» PROMPT
Retype the full set of records. Keep every character identical.
---------- SUPPLIED MATERIAL
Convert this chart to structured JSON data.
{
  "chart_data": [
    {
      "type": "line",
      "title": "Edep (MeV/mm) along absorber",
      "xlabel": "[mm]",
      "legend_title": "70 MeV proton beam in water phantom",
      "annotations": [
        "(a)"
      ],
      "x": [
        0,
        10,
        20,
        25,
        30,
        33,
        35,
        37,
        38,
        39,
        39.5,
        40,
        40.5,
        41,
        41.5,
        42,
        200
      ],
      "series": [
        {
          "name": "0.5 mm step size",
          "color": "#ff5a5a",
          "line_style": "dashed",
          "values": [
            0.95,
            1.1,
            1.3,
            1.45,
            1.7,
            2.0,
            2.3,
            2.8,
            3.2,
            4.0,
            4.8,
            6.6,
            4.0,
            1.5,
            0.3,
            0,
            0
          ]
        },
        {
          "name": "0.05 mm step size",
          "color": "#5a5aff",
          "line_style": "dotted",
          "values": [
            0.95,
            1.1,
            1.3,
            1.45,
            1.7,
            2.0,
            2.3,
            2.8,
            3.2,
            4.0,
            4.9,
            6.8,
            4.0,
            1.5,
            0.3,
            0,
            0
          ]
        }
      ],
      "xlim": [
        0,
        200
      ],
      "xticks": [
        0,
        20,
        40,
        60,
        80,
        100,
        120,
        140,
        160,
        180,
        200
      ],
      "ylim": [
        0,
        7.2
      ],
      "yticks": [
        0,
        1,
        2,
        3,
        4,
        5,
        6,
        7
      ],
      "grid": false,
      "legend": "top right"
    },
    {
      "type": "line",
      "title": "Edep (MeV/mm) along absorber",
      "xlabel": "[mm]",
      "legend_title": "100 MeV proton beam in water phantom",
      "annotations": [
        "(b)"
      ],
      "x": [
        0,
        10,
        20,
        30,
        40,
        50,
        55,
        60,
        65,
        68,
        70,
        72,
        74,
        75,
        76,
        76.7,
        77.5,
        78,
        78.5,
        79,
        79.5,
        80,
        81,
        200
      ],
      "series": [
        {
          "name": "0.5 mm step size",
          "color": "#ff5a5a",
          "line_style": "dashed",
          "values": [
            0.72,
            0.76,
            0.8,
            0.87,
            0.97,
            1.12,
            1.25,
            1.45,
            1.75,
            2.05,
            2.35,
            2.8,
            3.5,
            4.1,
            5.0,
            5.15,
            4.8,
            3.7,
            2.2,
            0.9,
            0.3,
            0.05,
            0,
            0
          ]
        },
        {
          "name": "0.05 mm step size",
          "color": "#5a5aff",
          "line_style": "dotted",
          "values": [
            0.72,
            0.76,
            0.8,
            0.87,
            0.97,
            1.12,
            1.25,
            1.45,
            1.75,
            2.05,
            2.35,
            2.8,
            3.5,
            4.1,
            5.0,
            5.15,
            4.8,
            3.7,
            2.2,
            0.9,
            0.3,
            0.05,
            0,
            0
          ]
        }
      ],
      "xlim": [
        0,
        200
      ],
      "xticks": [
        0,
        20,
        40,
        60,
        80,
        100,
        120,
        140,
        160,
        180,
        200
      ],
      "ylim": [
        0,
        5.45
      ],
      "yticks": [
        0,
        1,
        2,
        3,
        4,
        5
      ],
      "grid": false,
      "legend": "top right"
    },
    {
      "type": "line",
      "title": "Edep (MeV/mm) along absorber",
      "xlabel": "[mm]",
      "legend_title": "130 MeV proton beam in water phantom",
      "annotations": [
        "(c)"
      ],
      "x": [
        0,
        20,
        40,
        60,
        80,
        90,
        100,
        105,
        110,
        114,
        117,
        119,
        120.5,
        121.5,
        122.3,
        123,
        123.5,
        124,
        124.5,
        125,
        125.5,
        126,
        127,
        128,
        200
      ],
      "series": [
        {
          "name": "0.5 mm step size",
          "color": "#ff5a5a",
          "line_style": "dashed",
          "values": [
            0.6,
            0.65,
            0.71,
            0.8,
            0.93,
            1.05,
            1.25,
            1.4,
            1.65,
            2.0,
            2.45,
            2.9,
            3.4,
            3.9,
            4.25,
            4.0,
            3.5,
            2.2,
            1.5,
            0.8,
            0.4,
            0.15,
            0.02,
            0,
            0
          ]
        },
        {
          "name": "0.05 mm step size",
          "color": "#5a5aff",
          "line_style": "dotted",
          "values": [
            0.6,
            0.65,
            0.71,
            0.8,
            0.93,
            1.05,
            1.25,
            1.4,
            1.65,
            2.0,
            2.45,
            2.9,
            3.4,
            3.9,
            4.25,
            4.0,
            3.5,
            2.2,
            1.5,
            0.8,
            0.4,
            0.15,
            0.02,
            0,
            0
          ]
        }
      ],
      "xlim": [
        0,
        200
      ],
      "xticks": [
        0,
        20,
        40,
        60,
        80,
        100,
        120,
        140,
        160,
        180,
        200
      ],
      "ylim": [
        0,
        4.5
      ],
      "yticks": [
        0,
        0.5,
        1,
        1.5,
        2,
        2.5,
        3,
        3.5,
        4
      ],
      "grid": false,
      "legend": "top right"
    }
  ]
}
--------------------
» RESULT OF THE EXERCISE
Convert this chart to structured JSON data.
{
  "chart_data": [
    {
      "type": "line",
      "title": "Edep (MeV/mm) along absorber",
      "xlabel": "[mm]",
      "legend_title": "70 MeV proton beam in water phantom",
      "annotations": [
        "(a)"
      ],
      "x": [
        0,
        10,
        20,
        25,
        30,
        33,
        35,
        37,
        38,
        39,
        39.5,
        40,
        40.5,
        41,
        41.5,
        42,
        200
      ],
      "series": [
        {
          "name": "0.5 mm step size",
          "color": "#ff5a5a",
          "line_style": "dashed",
          "values": [
            0.95,
            1.1,
            1.3,
            1.45,
            1.7,
            2.0,
            2.3,
            2.8,
            3.2,
            4.0,
            4.8,
            6.6,
            4.0,
            1.5,
            0.3,
            0,
            0
          ]
        },
        {
          "name": "0.05 mm step size",
          "color": "#5a5aff",
          "line_style": "dotted",
          "values": [
            0.95,
            1.1,
            1.3,
            1.45,
            1.7,
            2.0,
            2.3,
            2.8,
            3.2,
            4.0,
            4.9,
            6.8,
            4.0,
            1.5,
            0.3,
            0,
            0
          ]
        }
      ],
      "xlim": [
        0,
        200
      ],
      "xticks": [
        0,
        20,
        40,
        60,
        80,
        100,
        120,
        140,
        160,
        180,
        200
      ],
      "ylim": [
        0,
        7.2
      ],
      "yticks": [
        0,
        1,
        2,
        3,
        4,
        5,
        6,
        7
      ],
      "grid": false,
      "legend": "top right"
    },
    {
      "type": "line",
      "title": "Edep (MeV/mm) along absorber",
      "xlabel": "[mm]",
      "legend_title": "100 MeV proton beam in water phantom",
      "annotations": [
        "(b)"
      ],
      "x": [
        0,
        10,
        20,
        30,
        40,
        50,
        55,
        60,
        65,
        68,
        70,
        72,
        74,
        75,
        76,
        76.7,
        77.5,
        78,
        78.5,
        79,
        79.5,
        80,
        81,
        200
      ],
      "series": [
        {
          "name": "0.5 mm step size",
          "color": "#ff5a5a",
          "line_style": "dashed",
          "values": [
            0.72,
            0.76,
            0.8,
            0.87,
            0.97,
            1.12,
            1.25,
            1.45,
            1.75,
            2.05,
            2.35,
            2.8,
            3.5,
            4.1,
            5.0,
            5.15,
            4.8,
            3.7,
            2.2,
            0.9,
            0.3,
            0.05,
            0,
            0
          ]
        },
        {
          "name": "0.05 mm step size",
          "color": "#5a5aff",
          "line_style": "dotted",
          "values": [
            0.72,
            0.76,
            0.8,
            0.87,
            0.97,
            1.12,
            1.25,
            1.45,
            1.75,
            2.05,
            2.35,
            2.8,
            3.5,
            4.1,
            5.0,
            5.15,
            4.8,
            3.7,
            2.2,
            0.9,
            0.3,
            0.05,
            0,
            0
          ]
        }
      ],
      "xlim": [
        0,
        200
      ],
      "xticks": [
        0,
        20,
        40,
        60,
        80,
        100,
        120,
        140,
        160,
        180,
        200
      ],
      "ylim": [
        0,
        5.45
      ],
      "yticks": [
        0,
        1,
        2,
        3,
        4,
        5
      ],
      "grid": false,
      "legend": "top right"
    },
    {
      "type": "line",
      "title": "Edep (MeV/mm) along absorber",
      "xlabel": "[mm]",
      "legend_title": "130 MeV proton beam in water phantom",
      "annotations": [
        "(c)"
      ],
      "x": [
        0,
        20,
        40,
        60,
        80,
        90,
        100,
        105,
        110,
        114,
        117,
        119,
        120.5,
        121.5,
        122.3,
        123,
        123.5,
        124,
        124.5,
        125,
        125.5,
        126,
        127,
        128,
        200
      ],
      "series": [
        {
          "name": "0.5 mm step size",
          "color": "#ff5a5a",
          "line_style": "dashed",
          "values": [
            0.6,
            0.65,
            0.71,
            0.8,
            0.93,
            1.05,
            1.25,
            1.4,
            1.65,
            2.0,
            2.45,
            2.9,
            3.4,
            3.9,
            4.25,
            4.0,
            3.5,
            2.2,
            1.5,
            0.8,
            0.4,
            0.15,
            0.02,
            0,
            0
          ]
        },
        {
          "name": "0.05 mm step size",
          "color": "#5a5aff",
          "line_style": "dotted",
          "values": [
            0.6,
            0.65,
            0.71,
            0.8,
            0.93,
            1.05,
            1.25,
            1.4,
            1.65,
            2.0,
            2.45,
            2.9,
            3.4,
            3.9,
            4.25,
            4.0,
            3.5,
            2.2,
            1.5,
            0.8,
            0.4,
            0.15,
            0.02,
            0,
            0
          ]
        }
      ],
      "xlim": [
        0,
        200
      ],
      "xticks": [
        0,
        20,
        40,
        60,
        80,
        100,
        120,
        140,
        160,
        180,
        200
      ],
      "ylim": [
        0,
        4.5
      ],
      "yticks": [
        0,
        0.5,
        1,
        1.5,
        2,
        2.5,
        3,
        3.5,
        4
      ],
      "grid": false,
      "legend": "top right"
    }
  ]
}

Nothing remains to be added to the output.